EXERCISE DIRECTIONS: Determine how many lines include the word "JSON", then give that number and nothing more.
[Start of INFORMATION SHOWN]
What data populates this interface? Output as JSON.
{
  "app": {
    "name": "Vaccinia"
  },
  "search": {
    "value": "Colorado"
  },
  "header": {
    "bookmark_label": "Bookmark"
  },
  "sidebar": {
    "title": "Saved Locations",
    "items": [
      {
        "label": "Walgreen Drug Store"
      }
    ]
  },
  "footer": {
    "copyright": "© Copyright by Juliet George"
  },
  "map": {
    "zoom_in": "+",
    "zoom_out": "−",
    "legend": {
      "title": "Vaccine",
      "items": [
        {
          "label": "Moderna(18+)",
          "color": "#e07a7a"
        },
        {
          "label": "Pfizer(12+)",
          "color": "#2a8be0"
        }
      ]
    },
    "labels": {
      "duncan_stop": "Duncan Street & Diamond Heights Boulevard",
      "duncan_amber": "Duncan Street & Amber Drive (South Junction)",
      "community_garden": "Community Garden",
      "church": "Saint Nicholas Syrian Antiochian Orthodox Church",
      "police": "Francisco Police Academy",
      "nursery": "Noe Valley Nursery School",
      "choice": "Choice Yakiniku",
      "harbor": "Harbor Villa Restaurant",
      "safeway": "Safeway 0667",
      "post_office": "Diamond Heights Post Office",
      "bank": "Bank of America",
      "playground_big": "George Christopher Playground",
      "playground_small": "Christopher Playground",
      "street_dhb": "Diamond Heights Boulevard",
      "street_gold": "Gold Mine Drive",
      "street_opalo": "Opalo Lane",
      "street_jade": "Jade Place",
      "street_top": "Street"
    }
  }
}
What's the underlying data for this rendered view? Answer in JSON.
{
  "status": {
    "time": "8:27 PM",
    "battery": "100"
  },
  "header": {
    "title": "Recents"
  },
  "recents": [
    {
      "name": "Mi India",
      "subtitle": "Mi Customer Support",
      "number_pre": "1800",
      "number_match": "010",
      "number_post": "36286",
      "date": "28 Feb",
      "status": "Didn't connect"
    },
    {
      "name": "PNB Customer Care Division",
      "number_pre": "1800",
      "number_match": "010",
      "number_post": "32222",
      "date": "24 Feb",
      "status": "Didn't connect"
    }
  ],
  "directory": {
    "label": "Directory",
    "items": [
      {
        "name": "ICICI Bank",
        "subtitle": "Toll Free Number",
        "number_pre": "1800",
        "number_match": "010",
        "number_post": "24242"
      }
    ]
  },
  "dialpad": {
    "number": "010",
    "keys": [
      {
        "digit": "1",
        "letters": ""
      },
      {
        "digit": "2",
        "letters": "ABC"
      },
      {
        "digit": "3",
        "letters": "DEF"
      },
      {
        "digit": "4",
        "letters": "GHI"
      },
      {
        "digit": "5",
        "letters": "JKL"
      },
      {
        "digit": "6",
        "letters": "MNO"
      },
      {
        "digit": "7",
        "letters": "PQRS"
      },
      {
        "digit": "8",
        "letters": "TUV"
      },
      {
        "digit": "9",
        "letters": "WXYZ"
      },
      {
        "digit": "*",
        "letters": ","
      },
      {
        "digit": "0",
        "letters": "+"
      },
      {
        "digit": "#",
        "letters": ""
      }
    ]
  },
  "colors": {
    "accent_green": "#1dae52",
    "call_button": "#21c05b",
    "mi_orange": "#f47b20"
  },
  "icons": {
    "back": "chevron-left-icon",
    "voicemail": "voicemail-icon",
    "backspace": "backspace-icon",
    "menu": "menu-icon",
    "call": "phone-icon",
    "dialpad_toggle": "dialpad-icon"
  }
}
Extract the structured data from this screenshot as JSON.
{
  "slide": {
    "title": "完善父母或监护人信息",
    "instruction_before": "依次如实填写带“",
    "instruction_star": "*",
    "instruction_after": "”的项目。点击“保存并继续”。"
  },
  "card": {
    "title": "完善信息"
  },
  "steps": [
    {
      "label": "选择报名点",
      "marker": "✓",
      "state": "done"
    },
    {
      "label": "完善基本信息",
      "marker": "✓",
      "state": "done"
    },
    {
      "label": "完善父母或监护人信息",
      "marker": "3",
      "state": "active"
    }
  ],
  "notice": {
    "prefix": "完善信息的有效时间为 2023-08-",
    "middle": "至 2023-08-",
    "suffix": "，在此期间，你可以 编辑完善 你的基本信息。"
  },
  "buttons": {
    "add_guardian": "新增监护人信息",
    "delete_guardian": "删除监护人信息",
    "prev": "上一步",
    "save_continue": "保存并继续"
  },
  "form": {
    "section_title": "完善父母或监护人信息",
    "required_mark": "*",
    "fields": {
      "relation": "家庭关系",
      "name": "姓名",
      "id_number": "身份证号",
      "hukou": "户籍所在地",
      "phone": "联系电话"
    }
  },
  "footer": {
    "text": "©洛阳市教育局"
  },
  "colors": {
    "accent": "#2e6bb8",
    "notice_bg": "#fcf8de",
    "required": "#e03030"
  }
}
[End of INFORMATION SHOWN]
TASK OUTPUT: 3